** REQUIRED WORK **
Show all lines of the listing that hold the word "Cách".

** INFORMATION GIVEN **
• • • • • • •
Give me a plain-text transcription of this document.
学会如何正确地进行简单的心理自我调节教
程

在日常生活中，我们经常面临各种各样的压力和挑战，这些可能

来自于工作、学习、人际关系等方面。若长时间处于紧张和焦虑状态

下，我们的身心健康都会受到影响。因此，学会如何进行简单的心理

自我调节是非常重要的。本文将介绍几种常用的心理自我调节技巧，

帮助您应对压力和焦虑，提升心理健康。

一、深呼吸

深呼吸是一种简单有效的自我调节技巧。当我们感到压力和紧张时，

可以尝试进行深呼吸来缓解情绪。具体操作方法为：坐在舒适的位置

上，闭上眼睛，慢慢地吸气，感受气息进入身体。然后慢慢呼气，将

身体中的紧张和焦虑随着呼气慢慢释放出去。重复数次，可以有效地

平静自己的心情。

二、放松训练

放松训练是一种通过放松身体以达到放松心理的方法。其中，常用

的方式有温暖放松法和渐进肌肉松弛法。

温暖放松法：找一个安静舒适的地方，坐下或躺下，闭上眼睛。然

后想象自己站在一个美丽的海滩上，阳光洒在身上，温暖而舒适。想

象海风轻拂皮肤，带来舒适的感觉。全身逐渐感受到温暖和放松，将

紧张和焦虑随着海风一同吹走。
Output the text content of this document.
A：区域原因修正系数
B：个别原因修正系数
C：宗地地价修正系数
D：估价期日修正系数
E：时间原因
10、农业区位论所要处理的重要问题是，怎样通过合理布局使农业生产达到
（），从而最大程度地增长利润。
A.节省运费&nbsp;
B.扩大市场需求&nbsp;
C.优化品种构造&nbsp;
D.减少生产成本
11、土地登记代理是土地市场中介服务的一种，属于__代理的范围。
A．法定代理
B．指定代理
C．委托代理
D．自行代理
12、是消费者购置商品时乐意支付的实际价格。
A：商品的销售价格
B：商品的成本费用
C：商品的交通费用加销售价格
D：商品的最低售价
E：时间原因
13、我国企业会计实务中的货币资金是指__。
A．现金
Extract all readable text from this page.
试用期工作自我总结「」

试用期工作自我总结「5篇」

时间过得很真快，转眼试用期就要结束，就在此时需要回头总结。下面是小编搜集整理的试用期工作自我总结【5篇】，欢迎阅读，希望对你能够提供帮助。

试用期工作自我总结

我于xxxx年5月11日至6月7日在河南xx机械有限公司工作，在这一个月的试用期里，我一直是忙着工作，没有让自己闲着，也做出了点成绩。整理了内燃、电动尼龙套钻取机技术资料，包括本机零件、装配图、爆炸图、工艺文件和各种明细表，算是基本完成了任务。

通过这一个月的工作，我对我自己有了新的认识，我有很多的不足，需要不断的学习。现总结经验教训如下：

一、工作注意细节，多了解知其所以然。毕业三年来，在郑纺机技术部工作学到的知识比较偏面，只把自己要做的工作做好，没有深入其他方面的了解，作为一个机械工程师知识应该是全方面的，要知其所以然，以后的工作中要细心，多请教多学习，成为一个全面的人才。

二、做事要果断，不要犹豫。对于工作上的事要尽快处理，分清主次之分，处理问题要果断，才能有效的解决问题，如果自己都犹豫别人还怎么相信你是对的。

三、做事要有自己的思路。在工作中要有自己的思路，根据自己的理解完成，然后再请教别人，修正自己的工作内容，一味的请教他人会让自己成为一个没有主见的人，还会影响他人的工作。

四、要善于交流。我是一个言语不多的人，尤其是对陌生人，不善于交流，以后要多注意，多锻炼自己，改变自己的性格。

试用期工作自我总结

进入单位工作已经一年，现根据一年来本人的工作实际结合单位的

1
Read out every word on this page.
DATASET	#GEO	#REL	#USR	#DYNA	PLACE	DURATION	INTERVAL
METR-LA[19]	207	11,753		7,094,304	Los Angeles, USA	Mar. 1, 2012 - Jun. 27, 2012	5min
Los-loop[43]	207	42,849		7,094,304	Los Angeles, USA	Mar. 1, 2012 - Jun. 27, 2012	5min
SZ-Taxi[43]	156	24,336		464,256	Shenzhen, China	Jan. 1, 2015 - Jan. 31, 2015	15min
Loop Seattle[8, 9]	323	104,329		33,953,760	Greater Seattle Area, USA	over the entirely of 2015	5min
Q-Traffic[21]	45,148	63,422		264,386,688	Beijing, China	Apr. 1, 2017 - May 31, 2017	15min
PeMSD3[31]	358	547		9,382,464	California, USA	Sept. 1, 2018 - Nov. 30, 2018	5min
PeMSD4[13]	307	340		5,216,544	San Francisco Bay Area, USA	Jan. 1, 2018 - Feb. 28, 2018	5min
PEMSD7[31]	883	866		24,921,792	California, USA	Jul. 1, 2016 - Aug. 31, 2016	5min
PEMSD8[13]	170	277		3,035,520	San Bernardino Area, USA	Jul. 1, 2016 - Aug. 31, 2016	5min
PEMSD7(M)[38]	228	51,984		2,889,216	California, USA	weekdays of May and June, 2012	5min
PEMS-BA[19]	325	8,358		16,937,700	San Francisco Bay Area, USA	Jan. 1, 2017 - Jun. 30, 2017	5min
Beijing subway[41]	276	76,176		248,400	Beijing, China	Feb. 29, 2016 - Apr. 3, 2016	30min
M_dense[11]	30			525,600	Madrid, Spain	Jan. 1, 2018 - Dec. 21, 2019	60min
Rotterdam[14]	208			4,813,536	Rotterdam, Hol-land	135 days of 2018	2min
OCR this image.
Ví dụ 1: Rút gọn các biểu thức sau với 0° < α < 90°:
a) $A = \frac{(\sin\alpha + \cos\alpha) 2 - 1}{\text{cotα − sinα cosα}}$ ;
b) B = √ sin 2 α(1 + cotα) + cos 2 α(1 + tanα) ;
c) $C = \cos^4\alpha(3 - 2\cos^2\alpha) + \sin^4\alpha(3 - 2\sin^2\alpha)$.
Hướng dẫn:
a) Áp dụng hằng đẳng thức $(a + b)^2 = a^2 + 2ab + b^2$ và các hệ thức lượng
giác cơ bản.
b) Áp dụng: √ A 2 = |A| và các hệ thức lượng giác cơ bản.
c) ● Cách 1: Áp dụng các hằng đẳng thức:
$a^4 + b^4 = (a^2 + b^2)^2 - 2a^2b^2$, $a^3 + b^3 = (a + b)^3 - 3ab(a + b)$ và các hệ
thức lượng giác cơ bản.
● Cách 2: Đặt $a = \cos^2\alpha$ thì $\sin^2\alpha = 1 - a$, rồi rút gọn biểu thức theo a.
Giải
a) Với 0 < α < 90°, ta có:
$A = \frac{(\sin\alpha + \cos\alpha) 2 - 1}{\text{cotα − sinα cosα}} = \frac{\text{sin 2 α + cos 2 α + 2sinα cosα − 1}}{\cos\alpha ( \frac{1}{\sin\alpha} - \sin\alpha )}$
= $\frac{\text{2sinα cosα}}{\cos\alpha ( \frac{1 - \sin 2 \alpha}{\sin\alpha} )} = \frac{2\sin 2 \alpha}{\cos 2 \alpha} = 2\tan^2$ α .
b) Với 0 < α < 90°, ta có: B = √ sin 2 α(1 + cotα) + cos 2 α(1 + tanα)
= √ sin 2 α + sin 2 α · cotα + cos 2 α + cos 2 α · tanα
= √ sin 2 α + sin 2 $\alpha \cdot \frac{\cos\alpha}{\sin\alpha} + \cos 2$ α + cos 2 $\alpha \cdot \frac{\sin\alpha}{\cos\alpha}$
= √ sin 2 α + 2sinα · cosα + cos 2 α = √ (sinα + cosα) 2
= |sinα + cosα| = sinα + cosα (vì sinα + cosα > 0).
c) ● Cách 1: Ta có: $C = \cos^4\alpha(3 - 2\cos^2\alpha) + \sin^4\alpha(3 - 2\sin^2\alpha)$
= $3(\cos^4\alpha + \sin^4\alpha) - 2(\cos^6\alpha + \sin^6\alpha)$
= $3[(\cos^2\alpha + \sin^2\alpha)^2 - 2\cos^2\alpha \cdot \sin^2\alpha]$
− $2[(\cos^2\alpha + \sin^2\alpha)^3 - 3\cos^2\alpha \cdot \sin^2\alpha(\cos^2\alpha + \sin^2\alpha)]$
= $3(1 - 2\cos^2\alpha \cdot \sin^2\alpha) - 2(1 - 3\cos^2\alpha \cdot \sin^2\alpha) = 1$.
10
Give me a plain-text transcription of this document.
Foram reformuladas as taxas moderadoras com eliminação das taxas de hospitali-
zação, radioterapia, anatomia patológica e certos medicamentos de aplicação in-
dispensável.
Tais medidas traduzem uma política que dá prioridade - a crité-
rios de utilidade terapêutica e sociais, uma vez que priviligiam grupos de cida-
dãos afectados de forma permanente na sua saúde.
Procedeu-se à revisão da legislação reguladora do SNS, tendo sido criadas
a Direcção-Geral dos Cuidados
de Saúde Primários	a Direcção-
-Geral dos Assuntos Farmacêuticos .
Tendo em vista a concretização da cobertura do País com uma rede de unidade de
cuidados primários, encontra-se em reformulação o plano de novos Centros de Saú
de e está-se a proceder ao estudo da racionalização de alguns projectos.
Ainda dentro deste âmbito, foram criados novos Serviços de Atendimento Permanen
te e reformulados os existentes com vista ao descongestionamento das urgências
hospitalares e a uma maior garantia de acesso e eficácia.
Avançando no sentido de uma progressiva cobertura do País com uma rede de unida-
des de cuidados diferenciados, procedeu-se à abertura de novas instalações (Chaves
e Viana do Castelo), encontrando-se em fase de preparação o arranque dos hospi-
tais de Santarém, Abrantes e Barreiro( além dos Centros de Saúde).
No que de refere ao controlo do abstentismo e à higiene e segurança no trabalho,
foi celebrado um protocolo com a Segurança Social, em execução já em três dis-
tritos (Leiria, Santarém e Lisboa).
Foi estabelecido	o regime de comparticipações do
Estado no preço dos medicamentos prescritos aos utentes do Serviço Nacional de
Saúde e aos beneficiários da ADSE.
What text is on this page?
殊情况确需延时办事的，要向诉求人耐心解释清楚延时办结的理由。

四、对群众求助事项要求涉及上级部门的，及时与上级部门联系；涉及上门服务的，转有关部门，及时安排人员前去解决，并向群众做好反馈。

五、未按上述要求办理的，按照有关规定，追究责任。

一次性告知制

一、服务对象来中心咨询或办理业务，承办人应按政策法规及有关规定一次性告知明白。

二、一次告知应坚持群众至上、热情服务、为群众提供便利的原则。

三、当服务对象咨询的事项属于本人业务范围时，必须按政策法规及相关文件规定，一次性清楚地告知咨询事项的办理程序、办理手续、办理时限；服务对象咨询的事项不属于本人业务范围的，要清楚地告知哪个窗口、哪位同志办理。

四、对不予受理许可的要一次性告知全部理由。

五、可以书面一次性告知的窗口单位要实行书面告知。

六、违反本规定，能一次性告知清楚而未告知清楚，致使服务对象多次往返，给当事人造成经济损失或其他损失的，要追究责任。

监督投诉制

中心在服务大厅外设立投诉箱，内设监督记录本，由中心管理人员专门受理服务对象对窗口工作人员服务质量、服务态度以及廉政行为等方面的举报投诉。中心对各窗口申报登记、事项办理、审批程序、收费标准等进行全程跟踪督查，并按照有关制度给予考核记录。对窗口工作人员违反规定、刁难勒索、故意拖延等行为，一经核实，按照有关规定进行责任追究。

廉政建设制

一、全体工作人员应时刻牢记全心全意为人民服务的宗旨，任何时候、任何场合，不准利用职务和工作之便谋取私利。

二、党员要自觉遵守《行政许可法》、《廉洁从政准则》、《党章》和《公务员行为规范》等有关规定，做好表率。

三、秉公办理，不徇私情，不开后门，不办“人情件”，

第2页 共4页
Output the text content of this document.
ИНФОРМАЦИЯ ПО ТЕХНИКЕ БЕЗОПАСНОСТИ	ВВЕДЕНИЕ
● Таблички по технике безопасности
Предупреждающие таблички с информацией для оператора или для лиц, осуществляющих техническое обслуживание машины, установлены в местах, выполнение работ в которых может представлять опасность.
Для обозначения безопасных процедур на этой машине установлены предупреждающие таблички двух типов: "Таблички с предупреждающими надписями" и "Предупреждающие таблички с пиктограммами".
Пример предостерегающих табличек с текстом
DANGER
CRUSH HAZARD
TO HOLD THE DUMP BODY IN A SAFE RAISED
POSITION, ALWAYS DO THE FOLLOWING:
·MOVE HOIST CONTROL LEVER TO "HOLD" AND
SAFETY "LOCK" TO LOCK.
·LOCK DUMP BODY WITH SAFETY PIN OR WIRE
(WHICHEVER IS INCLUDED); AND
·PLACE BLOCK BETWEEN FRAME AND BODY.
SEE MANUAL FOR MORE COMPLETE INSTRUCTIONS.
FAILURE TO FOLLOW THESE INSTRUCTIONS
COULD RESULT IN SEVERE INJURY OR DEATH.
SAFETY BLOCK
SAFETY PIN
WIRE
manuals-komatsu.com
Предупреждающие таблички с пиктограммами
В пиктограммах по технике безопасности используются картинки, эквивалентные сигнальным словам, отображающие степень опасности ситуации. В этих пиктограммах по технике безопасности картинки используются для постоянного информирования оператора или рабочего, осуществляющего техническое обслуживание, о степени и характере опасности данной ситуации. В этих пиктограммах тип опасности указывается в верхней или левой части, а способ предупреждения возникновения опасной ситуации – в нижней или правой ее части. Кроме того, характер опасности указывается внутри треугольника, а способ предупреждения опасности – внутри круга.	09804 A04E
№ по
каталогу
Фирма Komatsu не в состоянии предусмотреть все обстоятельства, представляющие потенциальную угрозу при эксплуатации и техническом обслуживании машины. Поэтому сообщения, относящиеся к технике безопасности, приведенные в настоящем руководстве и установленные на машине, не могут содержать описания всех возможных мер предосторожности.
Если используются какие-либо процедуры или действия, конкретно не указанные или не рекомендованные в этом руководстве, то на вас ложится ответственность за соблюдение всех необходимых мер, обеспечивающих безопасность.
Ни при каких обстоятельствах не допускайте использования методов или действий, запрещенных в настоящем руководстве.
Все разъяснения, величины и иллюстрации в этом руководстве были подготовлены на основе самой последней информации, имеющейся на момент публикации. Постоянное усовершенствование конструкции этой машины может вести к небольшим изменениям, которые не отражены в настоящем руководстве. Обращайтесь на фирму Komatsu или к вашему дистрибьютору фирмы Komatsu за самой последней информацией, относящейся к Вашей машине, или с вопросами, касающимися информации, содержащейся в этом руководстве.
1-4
• • • • • • •
** REPLY TO THE TASK **
c) ● Cách 1: Áp dụng các hằng đẳng thức:
● Cách 2: Đặt $a = \cos^2\alpha$ thì $\sin^2\alpha = 1 - a$, rồi rút gọn biểu thức theo a.
c) ● Cách 1: Ta có: $C = \cos^4\alpha(3 - 2\cos^2\alpha) + \sin^4\alpha(3 - 2\sin^2\alpha)$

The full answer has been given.